*** SUPPLIED DATA ***

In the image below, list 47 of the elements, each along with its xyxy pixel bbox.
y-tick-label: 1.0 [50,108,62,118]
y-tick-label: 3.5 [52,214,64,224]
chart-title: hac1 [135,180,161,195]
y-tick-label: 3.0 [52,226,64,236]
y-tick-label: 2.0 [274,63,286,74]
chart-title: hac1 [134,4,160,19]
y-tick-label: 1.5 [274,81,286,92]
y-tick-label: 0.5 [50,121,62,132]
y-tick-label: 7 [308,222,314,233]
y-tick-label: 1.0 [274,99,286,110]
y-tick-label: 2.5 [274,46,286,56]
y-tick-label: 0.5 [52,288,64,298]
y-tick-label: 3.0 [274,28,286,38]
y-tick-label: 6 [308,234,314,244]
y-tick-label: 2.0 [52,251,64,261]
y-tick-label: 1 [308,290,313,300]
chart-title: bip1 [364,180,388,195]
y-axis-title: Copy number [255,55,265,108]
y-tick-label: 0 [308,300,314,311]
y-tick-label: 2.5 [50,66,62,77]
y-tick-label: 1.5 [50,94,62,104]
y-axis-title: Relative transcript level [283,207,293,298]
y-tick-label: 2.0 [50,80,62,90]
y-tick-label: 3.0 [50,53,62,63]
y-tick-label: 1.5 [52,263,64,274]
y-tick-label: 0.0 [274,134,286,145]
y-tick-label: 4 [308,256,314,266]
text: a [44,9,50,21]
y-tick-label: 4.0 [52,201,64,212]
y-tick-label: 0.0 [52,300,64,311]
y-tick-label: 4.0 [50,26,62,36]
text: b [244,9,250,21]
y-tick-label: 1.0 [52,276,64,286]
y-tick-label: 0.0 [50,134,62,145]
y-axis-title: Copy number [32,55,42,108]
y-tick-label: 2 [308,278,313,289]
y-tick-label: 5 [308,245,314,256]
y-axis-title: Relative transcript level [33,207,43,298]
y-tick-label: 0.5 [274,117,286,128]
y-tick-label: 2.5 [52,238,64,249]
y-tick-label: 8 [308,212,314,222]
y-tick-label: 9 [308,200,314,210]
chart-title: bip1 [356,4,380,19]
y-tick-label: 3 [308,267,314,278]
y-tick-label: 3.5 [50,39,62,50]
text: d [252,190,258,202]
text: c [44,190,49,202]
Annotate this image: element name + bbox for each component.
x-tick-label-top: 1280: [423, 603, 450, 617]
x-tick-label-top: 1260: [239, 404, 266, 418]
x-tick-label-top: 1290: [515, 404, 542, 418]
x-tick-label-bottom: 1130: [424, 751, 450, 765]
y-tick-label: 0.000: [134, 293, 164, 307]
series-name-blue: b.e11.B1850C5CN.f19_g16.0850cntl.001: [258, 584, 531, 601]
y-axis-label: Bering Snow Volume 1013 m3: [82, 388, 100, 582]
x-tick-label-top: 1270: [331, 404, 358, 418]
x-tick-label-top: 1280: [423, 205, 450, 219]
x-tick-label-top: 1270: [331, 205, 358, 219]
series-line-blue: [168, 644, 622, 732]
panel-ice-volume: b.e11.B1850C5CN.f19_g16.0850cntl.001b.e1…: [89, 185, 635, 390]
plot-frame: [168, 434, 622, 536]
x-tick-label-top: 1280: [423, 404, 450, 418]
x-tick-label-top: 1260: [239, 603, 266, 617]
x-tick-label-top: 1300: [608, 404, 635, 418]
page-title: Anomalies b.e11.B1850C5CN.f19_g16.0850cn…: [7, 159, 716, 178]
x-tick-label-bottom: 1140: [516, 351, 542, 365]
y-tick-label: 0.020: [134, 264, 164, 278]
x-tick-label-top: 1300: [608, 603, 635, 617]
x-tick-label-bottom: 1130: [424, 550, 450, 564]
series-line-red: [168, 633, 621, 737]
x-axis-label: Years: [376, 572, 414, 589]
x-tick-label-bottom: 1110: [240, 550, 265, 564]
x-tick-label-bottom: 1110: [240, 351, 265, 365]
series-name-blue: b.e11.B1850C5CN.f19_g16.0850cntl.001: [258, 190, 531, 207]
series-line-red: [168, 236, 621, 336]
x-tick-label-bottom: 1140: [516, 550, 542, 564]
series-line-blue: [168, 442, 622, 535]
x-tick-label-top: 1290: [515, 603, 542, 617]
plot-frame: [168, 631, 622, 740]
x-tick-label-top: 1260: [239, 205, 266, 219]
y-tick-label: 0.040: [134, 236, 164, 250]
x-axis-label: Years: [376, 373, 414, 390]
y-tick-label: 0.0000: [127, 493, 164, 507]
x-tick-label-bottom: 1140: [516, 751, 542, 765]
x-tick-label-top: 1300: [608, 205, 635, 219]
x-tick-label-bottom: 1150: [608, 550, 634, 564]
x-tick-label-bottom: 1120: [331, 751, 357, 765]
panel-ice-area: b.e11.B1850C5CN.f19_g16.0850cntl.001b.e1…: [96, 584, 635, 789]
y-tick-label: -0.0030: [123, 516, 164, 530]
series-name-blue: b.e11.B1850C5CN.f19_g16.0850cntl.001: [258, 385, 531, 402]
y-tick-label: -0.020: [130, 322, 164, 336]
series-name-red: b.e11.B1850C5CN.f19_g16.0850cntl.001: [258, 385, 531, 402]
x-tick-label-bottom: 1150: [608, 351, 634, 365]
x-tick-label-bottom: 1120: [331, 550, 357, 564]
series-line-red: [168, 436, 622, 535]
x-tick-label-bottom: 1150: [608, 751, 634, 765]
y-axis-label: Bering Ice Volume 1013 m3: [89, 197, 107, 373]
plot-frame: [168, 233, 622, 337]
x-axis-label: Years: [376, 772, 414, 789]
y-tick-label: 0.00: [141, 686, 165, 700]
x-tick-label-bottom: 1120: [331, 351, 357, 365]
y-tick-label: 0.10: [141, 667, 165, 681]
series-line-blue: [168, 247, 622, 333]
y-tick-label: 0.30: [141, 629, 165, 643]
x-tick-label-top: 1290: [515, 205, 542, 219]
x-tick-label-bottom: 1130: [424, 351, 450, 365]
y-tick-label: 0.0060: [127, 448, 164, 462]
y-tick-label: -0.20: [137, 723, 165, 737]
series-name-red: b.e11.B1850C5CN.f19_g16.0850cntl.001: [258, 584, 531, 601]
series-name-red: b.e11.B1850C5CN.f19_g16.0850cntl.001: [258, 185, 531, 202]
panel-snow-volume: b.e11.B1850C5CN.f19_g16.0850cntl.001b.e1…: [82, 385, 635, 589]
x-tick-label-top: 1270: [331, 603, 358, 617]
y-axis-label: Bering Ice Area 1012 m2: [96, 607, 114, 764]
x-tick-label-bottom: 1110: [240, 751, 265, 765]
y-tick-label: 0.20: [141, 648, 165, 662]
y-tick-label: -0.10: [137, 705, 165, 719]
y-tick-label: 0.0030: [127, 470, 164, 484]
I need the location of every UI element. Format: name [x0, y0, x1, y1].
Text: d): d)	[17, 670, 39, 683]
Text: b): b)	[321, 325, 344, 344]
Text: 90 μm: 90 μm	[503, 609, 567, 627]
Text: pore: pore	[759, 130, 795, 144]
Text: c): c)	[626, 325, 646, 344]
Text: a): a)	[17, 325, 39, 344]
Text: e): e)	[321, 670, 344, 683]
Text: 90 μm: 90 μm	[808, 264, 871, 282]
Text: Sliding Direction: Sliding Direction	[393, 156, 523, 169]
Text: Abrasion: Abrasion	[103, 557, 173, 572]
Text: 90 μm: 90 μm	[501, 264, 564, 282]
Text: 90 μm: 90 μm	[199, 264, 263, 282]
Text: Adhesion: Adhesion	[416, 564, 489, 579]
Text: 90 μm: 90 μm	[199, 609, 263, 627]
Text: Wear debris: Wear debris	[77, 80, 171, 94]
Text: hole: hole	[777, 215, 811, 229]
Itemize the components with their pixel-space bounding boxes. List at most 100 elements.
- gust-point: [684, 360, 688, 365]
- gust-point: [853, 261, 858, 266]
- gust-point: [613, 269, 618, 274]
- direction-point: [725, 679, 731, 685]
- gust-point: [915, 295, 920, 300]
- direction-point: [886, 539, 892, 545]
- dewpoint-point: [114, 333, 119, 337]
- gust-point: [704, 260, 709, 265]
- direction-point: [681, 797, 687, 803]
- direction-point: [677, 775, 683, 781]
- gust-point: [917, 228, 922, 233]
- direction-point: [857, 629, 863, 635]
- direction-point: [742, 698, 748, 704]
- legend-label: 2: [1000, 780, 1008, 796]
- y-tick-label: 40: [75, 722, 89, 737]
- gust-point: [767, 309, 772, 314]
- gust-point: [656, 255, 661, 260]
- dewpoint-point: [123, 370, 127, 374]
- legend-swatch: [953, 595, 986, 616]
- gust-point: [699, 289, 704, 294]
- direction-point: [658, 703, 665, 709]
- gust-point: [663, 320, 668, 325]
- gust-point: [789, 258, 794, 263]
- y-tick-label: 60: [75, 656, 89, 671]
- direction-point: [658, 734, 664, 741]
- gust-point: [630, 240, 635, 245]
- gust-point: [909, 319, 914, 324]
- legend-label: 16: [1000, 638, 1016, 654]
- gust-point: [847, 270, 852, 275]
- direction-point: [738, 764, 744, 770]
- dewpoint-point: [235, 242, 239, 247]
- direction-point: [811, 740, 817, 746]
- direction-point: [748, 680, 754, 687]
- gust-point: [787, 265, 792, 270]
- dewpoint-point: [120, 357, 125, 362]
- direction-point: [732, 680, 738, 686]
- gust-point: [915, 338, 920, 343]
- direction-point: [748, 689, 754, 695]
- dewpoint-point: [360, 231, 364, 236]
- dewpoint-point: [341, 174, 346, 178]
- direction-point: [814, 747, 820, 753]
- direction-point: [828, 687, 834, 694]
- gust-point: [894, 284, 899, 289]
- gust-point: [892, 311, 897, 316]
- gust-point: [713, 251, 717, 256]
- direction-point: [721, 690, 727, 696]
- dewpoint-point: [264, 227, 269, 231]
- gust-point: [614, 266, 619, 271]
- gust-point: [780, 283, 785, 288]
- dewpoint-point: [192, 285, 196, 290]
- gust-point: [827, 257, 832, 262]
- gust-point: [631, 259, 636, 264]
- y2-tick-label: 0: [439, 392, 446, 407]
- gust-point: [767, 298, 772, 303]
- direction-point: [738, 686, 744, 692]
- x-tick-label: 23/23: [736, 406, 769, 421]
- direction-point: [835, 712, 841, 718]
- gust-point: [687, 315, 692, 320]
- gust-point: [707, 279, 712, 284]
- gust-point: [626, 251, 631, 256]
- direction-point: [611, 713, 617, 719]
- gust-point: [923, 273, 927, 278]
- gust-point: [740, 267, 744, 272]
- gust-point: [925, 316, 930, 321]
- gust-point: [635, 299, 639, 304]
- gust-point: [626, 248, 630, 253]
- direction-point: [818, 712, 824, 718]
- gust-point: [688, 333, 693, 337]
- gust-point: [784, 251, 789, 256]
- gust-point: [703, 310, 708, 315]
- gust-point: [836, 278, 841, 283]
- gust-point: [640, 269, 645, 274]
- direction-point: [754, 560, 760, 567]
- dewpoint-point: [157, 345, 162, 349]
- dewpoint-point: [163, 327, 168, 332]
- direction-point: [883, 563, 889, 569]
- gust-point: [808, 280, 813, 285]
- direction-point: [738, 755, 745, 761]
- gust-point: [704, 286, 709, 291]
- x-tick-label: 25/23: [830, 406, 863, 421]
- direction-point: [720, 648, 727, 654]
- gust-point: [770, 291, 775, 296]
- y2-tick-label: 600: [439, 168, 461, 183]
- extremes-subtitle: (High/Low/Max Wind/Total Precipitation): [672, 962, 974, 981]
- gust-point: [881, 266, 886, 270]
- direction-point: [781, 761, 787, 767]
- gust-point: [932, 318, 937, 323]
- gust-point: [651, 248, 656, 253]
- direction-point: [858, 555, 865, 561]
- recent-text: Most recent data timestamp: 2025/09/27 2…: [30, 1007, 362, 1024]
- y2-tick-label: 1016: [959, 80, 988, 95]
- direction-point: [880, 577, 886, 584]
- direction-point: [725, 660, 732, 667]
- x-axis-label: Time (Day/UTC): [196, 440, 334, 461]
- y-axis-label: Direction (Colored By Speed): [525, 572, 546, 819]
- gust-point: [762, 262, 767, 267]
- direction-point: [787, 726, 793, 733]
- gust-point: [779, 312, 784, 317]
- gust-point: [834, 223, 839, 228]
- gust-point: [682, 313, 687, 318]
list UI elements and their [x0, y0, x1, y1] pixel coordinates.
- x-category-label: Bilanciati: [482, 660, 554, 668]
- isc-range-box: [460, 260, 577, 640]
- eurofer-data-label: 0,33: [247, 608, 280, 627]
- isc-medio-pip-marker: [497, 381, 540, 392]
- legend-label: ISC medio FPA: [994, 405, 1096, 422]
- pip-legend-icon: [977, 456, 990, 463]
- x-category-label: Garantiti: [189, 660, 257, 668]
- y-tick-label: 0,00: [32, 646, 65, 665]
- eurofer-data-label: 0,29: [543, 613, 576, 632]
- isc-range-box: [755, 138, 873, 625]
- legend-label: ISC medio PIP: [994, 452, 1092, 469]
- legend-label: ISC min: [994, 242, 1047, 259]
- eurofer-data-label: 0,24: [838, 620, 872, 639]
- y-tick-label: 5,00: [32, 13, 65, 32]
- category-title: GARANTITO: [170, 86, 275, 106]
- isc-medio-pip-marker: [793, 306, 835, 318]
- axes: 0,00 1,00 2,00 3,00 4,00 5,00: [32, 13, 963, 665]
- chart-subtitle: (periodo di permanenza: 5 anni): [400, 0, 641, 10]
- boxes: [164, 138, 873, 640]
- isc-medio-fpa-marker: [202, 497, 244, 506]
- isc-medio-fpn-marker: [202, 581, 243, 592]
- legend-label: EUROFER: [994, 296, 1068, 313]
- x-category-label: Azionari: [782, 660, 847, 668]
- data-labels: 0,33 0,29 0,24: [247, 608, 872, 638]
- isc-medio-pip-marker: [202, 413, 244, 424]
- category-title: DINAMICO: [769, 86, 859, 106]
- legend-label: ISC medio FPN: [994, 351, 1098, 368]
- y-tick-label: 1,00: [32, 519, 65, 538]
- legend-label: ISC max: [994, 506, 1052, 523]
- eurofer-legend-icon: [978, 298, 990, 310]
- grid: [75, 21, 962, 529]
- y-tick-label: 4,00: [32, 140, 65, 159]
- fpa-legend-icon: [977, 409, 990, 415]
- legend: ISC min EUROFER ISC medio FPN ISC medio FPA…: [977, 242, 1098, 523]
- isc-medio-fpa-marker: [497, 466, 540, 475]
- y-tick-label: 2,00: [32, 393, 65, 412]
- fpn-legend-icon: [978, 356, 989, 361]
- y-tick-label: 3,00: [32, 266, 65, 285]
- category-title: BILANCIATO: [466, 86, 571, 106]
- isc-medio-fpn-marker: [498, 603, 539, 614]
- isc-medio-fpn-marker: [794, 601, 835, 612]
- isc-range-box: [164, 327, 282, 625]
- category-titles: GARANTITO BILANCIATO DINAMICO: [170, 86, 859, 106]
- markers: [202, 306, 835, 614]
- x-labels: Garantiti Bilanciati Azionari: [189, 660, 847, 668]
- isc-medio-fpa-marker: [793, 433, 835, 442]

***

Rewrite the lines as a Markdown table with columns Row and Line, numbering each row and leaving out blank lines. Begin at the first line and stop after the line that contains "chart-title: hac1 [134,4,160,19]".

## CORRECT OUTPUT
| Row | Line |
|---|---|
| 1 | In the image below, list 47 of the elements, each along with its xyxy pixel bbox. |
| 2 | y-tick-label: 1.0 [50,108,62,118] |
| 3 | y-tick-label: 3.5 [52,214,64,224] |
| 4 | chart-title: hac1 [135,180,161,195] |
| 5 | y-tick-label: 3.0 [52,226,64,236] |
| 6 | y-tick-label: 2.0 [274,63,286,74] |
| 7 | chart-title: hac1 [134,4,160,19] |